> Provided data

_ _ _ _ _

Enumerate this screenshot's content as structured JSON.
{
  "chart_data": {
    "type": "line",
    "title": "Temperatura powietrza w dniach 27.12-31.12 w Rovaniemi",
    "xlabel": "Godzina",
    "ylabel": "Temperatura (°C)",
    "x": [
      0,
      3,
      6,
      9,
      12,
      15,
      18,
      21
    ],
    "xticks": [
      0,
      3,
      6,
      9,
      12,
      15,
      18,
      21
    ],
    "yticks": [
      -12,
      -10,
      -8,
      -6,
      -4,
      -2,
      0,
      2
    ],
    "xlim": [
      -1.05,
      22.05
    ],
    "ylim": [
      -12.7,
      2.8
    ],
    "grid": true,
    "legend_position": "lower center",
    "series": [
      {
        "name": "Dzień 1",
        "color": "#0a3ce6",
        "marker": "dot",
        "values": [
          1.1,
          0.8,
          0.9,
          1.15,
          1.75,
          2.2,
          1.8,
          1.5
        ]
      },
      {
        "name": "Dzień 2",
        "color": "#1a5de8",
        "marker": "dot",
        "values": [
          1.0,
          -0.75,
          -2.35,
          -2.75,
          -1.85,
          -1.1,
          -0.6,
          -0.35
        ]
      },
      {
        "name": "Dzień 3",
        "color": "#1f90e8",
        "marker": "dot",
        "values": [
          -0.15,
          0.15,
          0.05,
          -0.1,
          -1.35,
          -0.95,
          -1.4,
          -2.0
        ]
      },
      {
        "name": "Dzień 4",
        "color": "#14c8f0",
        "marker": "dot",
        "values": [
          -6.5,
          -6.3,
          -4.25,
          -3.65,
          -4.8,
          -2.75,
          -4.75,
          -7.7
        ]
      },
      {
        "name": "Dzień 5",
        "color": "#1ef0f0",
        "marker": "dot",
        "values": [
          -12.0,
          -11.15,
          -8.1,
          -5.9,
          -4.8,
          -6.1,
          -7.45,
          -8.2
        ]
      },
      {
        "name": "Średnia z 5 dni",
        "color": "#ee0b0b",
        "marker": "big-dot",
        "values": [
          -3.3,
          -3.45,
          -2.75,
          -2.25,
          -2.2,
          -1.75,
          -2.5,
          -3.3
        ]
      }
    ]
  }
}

_ _ _ _ _

> Problem details
Please repeat the material above, word for word and in full.

> Response to the exercise
Enumerate this screenshot's content as structured JSON.
{
  "chart_data": {
    "type": "line",
    "title": "Temperatura powietrza w dniach 27.12-31.12 w Rovaniemi",
    "xlabel": "Godzina",
    "ylabel": "Temperatura (°C)",
    "x": [
      0,
      3,
      6,
      9,
      12,
      15,
      18,
      21
    ],
    "xticks": [
      0,
      3,
      6,
      9,
      12,
      15,
      18,
      21
    ],
    "yticks": [
      -12,
      -10,
      -8,
      -6,
      -4,
      -2,
      0,
      2
    ],
    "xlim": [
      -1.05,
      22.05
    ],
    "ylim": [
      -12.7,
      2.8
    ],
    "grid": true,
    "legend_position": "lower center",
    "series": [
      {
        "name": "Dzień 1",
        "color": "#0a3ce6",
        "marker": "dot",
        "values": [
          1.1,
          0.8,
          0.9,
          1.15,
          1.75,
          2.2,
          1.8,
          1.5
        ]
      },
      {
        "name": "Dzień 2",
        "color": "#1a5de8",
        "marker": "dot",
        "values": [
          1.0,
          -0.75,
          -2.35,
          -2.75,
          -1.85,
          -1.1,
          -0.6,
          -0.35
        ]
      },
      {
        "name": "Dzień 3",
        "color": "#1f90e8",
        "marker": "dot",
        "values": [
          -0.15,
          0.15,
          0.05,
          -0.1,
          -1.35,
          -0.95,
          -1.4,
          -2.0
        ]
      },
      {
        "name": "Dzień 4",
        "color": "#14c8f0",
        "marker": "dot",
        "values": [
          -6.5,
          -6.3,
          -4.25,
          -3.65,
          -4.8,
          -2.75,
          -4.75,
          -7.7
        ]
      },
      {
        "name": "Dzień 5",
        "color": "#1ef0f0",
        "marker": "dot",
        "values": [
          -12.0,
          -11.15,
          -8.1,
          -5.9,
          -4.8,
          -6.1,
          -7.45,
          -8.2
        ]
      },
      {
        "name": "Średnia z 5 dni",
        "color": "#ee0b0b",
        "marker": "big-dot",
        "values": [
          -3.3,
          -3.45,
          -2.75,
          -2.25,
          -2.2,
          -1.75,
          -2.5,
          -3.3
        ]
      }
    ]
  }
}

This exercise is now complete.